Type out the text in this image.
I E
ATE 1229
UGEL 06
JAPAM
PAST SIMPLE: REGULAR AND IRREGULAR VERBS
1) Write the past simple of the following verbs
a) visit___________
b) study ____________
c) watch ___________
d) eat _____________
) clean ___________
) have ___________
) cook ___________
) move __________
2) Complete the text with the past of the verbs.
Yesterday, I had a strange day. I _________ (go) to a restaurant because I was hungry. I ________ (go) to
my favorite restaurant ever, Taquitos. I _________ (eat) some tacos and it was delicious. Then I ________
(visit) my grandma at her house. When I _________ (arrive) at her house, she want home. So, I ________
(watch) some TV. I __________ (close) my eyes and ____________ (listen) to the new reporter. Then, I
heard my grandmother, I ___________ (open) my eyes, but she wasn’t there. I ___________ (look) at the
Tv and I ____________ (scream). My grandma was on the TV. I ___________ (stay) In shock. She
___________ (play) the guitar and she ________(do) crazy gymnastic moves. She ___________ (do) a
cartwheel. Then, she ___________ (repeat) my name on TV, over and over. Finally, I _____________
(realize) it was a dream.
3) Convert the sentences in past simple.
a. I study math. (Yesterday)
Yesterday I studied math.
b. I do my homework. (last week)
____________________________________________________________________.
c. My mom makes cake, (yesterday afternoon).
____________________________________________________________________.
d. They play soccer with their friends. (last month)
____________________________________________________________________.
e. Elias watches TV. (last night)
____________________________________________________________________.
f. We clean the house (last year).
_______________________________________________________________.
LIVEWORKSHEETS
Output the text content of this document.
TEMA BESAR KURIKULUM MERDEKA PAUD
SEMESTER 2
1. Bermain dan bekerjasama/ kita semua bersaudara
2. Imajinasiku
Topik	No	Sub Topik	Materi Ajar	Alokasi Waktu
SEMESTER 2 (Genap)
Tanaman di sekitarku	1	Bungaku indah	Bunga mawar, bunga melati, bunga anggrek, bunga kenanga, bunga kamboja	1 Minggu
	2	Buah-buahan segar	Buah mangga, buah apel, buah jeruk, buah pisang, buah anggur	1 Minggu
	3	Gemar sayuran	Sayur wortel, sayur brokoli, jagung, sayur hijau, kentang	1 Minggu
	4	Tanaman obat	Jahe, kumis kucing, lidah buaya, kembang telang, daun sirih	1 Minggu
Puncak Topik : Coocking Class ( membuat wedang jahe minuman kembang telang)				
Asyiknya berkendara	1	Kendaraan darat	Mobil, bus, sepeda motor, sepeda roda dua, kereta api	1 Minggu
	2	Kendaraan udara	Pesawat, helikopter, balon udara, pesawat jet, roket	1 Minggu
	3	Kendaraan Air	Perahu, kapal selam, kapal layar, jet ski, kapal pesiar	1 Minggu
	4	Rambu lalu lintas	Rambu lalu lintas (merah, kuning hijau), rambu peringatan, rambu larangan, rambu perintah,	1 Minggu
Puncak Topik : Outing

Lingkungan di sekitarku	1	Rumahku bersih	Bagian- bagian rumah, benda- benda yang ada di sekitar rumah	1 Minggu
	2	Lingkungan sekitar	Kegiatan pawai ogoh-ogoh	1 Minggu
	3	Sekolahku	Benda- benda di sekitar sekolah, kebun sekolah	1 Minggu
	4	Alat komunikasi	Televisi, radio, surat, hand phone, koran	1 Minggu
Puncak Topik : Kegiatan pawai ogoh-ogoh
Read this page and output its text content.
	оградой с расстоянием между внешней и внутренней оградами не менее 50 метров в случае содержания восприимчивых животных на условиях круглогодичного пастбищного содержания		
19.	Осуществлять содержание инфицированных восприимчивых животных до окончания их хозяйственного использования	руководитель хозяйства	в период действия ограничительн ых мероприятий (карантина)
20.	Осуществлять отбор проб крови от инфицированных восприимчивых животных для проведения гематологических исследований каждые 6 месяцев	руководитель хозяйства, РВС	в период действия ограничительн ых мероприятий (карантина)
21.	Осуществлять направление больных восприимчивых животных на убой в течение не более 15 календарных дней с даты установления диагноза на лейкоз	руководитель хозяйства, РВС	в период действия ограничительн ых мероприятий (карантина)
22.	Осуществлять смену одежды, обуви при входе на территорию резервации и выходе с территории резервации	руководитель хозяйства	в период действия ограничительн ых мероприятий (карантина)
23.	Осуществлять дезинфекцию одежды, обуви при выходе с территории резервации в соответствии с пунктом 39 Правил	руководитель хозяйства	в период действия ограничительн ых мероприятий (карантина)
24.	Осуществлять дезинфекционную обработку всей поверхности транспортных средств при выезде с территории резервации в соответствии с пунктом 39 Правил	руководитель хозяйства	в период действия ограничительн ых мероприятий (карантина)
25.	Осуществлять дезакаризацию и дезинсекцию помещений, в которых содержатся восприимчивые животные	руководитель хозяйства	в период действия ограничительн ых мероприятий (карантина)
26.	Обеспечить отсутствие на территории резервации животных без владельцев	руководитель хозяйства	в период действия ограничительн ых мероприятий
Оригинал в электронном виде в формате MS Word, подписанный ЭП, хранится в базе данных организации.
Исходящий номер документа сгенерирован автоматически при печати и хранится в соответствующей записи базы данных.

Stated exercise: Would you reproduce the material above in full, exactly as given?

Solution for this exercise:
Type out the text in this image.
I E
ATE 1229
UGEL 06
JAPAM
PAST SIMPLE: REGULAR AND IRREGULAR VERBS
1) Write the past simple of the following verbs
a) visit___________
b) study ____________
c) watch ___________
d) eat _____________
) clean ___________
) have ___________
) cook ___________
) move __________
2) Complete the text with the past of the verbs.
Yesterday, I had a strange day. I _________ (go) to a restaurant because I was hungry. I ________ (go) to
my favorite restaurant ever, Taquitos. I _________ (eat) some tacos and it was delicious. Then I ________
(visit) my grandma at her house. When I _________ (arrive) at her house, she want home. So, I ________
(watch) some TV. I __________ (close) my eyes and ____________ (listen) to the new reporter. Then, I
heard my grandmother, I ___________ (open) my eyes, but she wasn’t there. I ___________ (look) at the
Tv and I ____________ (scream). My grandma was on the TV. I ___________ (stay) In shock. She
___________ (play) the guitar and she ________(do) crazy gymnastic moves. She ___________ (do) a
cartwheel. Then, she ___________ (repeat) my name on TV, over and over. Finally, I _____________
(realize) it was a dream.
3) Convert the sentences in past simple.
a. I study math. (Yesterday)
Yesterday I studied math.
b. I do my homework. (last week)
____________________________________________________________________.
c. My mom makes cake, (yesterday afternoon).
____________________________________________________________________.
d. They play soccer with their friends. (last month)
____________________________________________________________________.
e. Elias watches TV. (last night)
____________________________________________________________________.
f. We clean the house (last year).
_______________________________________________________________.
LIVEWORKSHEETS
Output the text content of this document.
TEMA BESAR KURIKULUM MERDEKA PAUD
SEMESTER 2
1. Bermain dan bekerjasama/ kita semua bersaudara
2. Imajinasiku
Topik	No	Sub Topik	Materi Ajar	Alokasi Waktu
SEMESTER 2 (Genap)
Tanaman di sekitarku	1	Bungaku indah	Bunga mawar, bunga melati, bunga anggrek, bunga kenanga, bunga kamboja	1 Minggu
	2	Buah-buahan segar	Buah mangga, buah apel, buah jeruk, buah pisang, buah anggur	1 Minggu
	3	Gemar sayuran	Sayur wortel, sayur brokoli, jagung, sayur hijau, kentang	1 Minggu
	4	Tanaman obat	Jahe, kumis kucing, lidah buaya, kembang telang, daun sirih	1 Minggu
Puncak Topik : Coocking Class ( membuat wedang jahe minuman kembang telang)				
Asyiknya berkendara	1	Kendaraan darat	Mobil, bus, sepeda motor, sepeda roda dua, kereta api	1 Minggu
	2	Kendaraan udara	Pesawat, helikopter, balon udara, pesawat jet, roket	1 Minggu
	3	Kendaraan Air	Perahu, kapal selam, kapal layar, jet ski, kapal pesiar	1 Minggu
	4	Rambu lalu lintas	Rambu lalu lintas (merah, kuning hijau), rambu peringatan, rambu larangan, rambu perintah,	1 Minggu
Puncak Topik : Outing

Lingkungan di sekitarku	1	Rumahku bersih	Bagian- bagian rumah, benda- benda yang ada di sekitar rumah	1 Minggu
	2	Lingkungan sekitar	Kegiatan pawai ogoh-ogoh	1 Minggu
	3	Sekolahku	Benda- benda di sekitar sekolah, kebun sekolah	1 Minggu
	4	Alat komunikasi	Televisi, radio, surat, hand phone, koran	1 Minggu
Puncak Topik : Kegiatan pawai ogoh-ogoh
Read this page and output its text content.
	оградой с расстоянием между внешней и внутренней оградами не менее 50 метров в случае содержания восприимчивых животных на условиях круглогодичного пастбищного содержания		
19.	Осуществлять содержание инфицированных восприимчивых животных до окончания их хозяйственного использования	руководитель хозяйства	в период действия ограничительн ых мероприятий (карантина)
20.	Осуществлять отбор проб крови от инфицированных восприимчивых животных для проведения гематологических исследований каждые 6 месяцев	руководитель хозяйства, РВС	в период действия ограничительн ых мероприятий (карантина)
21.	Осуществлять направление больных восприимчивых животных на убой в течение не более 15 календарных дней с даты установления диагноза на лейкоз	руководитель хозяйства, РВС	в период действия ограничительн ых мероприятий (карантина)
22.	Осуществлять смену одежды, обуви при входе на территорию резервации и выходе с территории резервации	руководитель хозяйства	в период действия ограничительн ых мероприятий (карантина)
23.	Осуществлять дезинфекцию одежды, обуви при выходе с территории резервации в соответствии с пунктом 39 Правил	руководитель хозяйства	в период действия ограничительн ых мероприятий (карантина)
24.	Осуществлять дезинфекционную обработку всей поверхности транспортных средств при выезде с территории резервации в соответствии с пунктом 39 Правил	руководитель хозяйства	в период действия ограничительн ых мероприятий (карантина)
25.	Осуществлять дезакаризацию и дезинсекцию помещений, в которых содержатся восприимчивые животные	руководитель хозяйства	в период действия ограничительн ых мероприятий (карантина)
26.	Обеспечить отсутствие на территории резервации животных без владельцев	руководитель хозяйства	в период действия ограничительн ых мероприятий
Оригинал в электронном виде в формате MS Word, подписанный ЭП, хранится в базе данных организации.
Исходящий номер документа сгенерирован автоматически при печати и хранится в соответствующей записи базы данных.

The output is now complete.